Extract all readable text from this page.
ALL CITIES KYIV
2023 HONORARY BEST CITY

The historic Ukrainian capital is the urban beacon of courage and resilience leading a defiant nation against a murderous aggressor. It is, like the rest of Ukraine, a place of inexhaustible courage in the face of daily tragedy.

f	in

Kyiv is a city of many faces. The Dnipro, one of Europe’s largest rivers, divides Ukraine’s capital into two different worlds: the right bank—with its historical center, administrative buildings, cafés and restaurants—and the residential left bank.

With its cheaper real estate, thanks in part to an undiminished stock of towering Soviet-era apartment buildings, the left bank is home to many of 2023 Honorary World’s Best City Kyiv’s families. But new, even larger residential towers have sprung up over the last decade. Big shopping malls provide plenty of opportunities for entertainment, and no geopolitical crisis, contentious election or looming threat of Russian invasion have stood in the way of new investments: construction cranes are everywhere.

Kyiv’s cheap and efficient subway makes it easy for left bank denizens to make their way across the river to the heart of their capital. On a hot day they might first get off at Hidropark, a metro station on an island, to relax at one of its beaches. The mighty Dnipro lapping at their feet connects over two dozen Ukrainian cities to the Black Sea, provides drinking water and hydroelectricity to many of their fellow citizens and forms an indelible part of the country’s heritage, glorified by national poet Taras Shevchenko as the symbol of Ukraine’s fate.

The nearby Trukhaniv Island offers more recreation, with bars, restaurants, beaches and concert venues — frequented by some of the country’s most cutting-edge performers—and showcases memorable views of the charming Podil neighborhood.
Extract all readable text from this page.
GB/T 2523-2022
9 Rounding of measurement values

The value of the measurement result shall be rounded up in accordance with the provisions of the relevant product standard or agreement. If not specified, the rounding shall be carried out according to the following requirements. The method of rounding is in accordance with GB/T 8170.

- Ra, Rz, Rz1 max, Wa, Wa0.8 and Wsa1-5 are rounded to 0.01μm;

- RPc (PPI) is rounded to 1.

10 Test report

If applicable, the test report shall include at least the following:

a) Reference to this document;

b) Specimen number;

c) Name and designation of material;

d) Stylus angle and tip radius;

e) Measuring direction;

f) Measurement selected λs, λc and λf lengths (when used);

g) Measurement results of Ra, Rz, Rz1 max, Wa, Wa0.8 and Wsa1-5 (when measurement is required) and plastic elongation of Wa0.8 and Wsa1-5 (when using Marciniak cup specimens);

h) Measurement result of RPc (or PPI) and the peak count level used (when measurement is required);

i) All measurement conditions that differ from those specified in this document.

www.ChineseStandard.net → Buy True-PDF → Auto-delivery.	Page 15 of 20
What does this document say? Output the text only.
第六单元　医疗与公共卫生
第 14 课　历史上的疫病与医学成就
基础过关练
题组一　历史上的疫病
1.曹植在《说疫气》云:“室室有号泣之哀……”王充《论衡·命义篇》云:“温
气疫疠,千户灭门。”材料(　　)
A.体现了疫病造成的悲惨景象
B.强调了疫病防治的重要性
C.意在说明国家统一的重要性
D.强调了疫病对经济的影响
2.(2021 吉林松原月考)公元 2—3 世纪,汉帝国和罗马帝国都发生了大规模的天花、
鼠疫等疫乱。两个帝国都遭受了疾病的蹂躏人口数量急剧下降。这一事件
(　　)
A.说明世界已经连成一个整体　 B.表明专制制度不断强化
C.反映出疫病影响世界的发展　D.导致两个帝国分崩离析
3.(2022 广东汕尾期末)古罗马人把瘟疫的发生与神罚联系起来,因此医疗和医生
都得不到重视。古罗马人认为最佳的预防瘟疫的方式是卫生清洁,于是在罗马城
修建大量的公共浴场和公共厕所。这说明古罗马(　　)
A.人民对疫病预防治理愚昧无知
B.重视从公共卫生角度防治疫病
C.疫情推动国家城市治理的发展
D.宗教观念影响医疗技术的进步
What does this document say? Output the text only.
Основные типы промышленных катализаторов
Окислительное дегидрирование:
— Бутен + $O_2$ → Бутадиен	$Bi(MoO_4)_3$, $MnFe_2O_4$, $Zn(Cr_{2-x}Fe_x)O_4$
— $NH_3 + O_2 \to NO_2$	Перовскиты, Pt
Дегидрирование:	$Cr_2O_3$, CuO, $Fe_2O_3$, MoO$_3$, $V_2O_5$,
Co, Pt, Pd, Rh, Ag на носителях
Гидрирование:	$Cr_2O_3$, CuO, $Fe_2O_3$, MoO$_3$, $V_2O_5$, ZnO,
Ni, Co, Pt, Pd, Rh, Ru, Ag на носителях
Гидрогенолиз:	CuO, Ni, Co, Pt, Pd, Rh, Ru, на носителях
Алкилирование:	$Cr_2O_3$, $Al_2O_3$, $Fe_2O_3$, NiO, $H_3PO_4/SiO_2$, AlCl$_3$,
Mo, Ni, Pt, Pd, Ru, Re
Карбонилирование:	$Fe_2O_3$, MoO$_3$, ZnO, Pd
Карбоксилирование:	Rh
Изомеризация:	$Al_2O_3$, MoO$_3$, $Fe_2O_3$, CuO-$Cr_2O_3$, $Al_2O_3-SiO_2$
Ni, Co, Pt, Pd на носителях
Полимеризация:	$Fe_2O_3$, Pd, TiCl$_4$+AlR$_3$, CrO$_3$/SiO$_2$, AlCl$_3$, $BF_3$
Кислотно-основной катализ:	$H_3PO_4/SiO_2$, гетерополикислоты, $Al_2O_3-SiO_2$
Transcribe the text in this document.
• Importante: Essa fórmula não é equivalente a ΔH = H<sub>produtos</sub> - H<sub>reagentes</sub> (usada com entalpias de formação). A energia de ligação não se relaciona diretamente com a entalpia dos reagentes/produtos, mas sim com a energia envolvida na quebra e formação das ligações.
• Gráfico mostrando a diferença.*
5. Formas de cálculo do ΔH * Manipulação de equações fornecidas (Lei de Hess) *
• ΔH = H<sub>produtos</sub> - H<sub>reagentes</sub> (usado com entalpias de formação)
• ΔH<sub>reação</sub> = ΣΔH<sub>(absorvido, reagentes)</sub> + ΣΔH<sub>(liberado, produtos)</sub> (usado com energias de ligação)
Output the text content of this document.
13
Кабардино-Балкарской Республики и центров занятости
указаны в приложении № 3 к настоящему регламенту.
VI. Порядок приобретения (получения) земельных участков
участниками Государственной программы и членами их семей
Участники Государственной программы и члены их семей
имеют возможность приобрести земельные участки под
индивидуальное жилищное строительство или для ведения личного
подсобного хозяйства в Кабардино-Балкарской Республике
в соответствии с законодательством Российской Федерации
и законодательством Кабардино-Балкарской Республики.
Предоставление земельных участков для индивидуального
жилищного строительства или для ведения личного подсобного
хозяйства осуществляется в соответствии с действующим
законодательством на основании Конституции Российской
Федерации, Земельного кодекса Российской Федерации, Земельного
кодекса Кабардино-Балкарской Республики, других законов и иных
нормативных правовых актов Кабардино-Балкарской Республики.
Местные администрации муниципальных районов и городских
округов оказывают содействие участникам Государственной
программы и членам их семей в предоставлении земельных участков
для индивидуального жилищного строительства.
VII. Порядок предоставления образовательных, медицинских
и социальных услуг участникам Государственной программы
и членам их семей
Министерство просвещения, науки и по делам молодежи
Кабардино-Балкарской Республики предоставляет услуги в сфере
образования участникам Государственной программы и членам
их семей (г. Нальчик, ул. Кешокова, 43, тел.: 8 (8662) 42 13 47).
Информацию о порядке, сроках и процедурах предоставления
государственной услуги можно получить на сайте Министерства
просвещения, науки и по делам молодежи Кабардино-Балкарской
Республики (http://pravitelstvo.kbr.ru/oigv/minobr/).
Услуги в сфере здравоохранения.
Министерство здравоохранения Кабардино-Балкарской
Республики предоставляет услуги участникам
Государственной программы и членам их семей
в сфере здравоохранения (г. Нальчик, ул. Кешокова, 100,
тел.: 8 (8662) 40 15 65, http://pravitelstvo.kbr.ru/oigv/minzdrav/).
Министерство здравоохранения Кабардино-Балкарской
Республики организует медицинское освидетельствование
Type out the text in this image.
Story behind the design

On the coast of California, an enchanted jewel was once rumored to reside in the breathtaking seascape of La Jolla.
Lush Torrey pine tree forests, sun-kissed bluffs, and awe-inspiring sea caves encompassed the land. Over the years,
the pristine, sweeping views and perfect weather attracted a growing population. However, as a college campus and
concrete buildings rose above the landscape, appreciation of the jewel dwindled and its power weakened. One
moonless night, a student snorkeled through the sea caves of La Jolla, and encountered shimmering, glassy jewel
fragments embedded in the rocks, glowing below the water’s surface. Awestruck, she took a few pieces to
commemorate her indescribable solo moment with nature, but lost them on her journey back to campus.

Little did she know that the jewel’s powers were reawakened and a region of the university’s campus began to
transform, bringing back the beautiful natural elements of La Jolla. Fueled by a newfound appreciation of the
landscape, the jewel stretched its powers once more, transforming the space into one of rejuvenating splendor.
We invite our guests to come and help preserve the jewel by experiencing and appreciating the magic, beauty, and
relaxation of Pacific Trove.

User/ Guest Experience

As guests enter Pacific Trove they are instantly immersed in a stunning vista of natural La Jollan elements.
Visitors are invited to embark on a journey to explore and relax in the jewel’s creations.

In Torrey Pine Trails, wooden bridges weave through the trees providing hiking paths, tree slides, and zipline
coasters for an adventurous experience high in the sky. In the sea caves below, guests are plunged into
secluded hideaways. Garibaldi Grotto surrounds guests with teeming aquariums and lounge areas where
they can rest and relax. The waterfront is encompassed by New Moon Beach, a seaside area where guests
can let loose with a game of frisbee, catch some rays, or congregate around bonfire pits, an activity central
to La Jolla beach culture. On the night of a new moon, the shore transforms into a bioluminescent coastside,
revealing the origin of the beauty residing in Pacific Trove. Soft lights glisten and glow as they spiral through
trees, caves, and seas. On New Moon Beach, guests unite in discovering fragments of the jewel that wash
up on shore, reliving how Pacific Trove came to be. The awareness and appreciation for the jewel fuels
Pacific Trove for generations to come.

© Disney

* * *

• **To be done**: Return from the data every line that holds "oigv".

• **Complete response**:
Республики (http://pravitelstvo.kbr.ru/oigv/minobr/).
тел.: 8 (8662) 40 15 65, http://pravitelstvo.kbr.ru/oigv/minzdrav/).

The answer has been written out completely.